:: RECORDS PROVIDED ::
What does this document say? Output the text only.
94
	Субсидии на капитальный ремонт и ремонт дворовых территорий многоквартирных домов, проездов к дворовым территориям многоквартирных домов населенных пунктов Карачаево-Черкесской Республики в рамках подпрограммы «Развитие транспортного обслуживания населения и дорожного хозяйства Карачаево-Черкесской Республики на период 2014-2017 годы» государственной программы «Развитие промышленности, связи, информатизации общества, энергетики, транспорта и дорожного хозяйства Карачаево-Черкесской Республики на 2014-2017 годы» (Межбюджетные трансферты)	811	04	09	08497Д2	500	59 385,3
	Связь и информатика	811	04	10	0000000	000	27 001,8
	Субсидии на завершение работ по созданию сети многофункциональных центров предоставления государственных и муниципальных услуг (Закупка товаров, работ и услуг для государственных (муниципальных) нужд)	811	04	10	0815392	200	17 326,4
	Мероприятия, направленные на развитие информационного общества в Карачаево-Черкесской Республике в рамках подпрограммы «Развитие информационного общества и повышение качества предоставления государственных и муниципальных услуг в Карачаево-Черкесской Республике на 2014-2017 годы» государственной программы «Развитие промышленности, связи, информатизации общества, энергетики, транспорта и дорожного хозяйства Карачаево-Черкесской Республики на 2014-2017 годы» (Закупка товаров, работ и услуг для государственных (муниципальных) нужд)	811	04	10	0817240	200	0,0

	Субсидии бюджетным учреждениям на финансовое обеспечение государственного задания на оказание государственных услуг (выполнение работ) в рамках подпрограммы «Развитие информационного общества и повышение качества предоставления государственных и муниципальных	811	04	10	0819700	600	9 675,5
:::
### PROBLEM TO WORK ON
Every entry should be printed again exactly as written.

### RESPONSE BELOW
What does this document say? Output the text only.
94
	Субсидии на капитальный ремонт и ремонт дворовых территорий многоквартирных домов, проездов к дворовым территориям многоквартирных домов населенных пунктов Карачаево-Черкесской Республики в рамках подпрограммы «Развитие транспортного обслуживания населения и дорожного хозяйства Карачаево-Черкесской Республики на период 2014-2017 годы» государственной программы «Развитие промышленности, связи, информатизации общества, энергетики, транспорта и дорожного хозяйства Карачаево-Черкесской Республики на 2014-2017 годы» (Межбюджетные трансферты)	811	04	09	08497Д2	500	59 385,3
	Связь и информатика	811	04	10	0000000	000	27 001,8
	Субсидии на завершение работ по созданию сети многофункциональных центров предоставления государственных и муниципальных услуг (Закупка товаров, работ и услуг для государственных (муниципальных) нужд)	811	04	10	0815392	200	17 326,4
	Мероприятия, направленные на развитие информационного общества в Карачаево-Черкесской Республике в рамках подпрограммы «Развитие информационного общества и повышение качества предоставления государственных и муниципальных услуг в Карачаево-Черкесской Республике на 2014-2017 годы» государственной программы «Развитие промышленности, связи, информатизации общества, энергетики, транспорта и дорожного хозяйства Карачаево-Черкесской Республики на 2014-2017 годы» (Закупка товаров, работ и услуг для государственных (муниципальных) нужд)	811	04	10	0817240	200	0,0

	Субсидии бюджетным учреждениям на финансовое обеспечение государственного задания на оказание государственных услуг (выполнение работ) в рамках подпрограммы «Развитие информационного общества и повышение качества предоставления государственных и муниципальных	811	04	10	0819700	600	9 675,5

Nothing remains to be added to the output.